PROBLEM STATEMENT: Please print the records below unchanged, starting with their first line and going on through the line with "bar (523, 220, 541, 740)", that line included.

EXERCISE MATERIALS:

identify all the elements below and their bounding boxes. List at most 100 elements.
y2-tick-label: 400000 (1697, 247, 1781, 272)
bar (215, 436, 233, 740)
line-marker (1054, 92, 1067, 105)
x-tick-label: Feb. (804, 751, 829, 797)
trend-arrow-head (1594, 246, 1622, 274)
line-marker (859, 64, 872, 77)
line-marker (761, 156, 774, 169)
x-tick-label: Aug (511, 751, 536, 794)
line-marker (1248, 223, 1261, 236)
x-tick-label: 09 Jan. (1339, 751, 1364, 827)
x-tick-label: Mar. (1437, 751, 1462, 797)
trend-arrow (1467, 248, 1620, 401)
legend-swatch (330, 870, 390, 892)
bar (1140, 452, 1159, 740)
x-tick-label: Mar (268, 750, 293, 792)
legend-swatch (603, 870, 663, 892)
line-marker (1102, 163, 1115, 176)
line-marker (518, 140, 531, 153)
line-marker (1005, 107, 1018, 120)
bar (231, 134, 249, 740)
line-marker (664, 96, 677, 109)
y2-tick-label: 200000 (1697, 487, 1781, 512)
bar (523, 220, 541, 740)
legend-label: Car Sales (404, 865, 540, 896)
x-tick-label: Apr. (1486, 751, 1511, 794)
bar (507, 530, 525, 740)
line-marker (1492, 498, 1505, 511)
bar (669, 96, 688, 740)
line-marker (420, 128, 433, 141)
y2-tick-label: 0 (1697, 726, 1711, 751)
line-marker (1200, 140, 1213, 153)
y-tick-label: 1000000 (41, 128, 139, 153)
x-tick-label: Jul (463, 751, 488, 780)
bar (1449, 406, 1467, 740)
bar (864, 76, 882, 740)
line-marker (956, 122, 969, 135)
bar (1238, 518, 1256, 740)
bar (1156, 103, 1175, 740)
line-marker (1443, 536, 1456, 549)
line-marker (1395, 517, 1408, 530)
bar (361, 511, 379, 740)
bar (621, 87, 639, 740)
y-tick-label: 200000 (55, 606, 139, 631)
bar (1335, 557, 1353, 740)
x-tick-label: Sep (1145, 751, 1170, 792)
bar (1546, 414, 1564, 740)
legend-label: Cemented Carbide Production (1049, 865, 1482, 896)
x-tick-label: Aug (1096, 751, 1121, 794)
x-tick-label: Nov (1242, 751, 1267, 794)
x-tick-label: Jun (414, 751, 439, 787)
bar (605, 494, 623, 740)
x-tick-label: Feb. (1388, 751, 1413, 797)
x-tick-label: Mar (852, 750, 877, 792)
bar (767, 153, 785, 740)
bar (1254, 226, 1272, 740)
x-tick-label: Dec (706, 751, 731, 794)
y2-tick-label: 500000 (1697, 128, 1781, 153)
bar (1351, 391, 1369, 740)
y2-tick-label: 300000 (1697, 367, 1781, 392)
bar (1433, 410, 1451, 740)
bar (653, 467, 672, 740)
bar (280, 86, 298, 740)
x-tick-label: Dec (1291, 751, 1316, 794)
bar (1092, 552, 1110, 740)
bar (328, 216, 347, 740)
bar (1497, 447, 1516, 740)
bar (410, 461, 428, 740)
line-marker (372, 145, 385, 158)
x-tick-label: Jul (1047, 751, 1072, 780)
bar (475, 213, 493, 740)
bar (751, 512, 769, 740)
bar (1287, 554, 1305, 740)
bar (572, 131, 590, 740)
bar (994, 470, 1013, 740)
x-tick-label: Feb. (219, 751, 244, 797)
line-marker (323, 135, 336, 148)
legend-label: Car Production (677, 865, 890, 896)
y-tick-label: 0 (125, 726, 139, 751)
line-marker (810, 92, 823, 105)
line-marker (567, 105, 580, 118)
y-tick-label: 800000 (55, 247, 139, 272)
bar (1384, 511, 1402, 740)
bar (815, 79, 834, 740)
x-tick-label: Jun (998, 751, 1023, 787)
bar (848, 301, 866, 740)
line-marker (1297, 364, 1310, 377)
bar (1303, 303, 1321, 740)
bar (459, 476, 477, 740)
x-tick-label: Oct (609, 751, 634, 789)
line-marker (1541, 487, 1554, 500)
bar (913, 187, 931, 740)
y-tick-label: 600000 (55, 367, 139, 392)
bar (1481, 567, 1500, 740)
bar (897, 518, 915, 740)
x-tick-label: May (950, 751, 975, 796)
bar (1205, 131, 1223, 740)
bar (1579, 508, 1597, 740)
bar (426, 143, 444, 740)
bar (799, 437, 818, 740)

WRITTEN ANSWER:
identify all the elements below and their bounding boxes. List at most 100 elements.
y2-tick-label: 400000 (1697, 247, 1781, 272)
bar (215, 436, 233, 740)
line-marker (1054, 92, 1067, 105)
x-tick-label: Feb. (804, 751, 829, 797)
trend-arrow-head (1594, 246, 1622, 274)
line-marker (859, 64, 872, 77)
line-marker (761, 156, 774, 169)
x-tick-label: Aug (511, 751, 536, 794)
line-marker (1248, 223, 1261, 236)
x-tick-label: 09 Jan. (1339, 751, 1364, 827)
x-tick-label: Mar. (1437, 751, 1462, 797)
trend-arrow (1467, 248, 1620, 401)
legend-swatch (330, 870, 390, 892)
bar (1140, 452, 1159, 740)
x-tick-label: Mar (268, 750, 293, 792)
legend-swatch (603, 870, 663, 892)
line-marker (1102, 163, 1115, 176)
line-marker (518, 140, 531, 153)
line-marker (1005, 107, 1018, 120)
bar (231, 134, 249, 740)
line-marker (664, 96, 677, 109)
y2-tick-label: 200000 (1697, 487, 1781, 512)
bar (523, 220, 541, 740)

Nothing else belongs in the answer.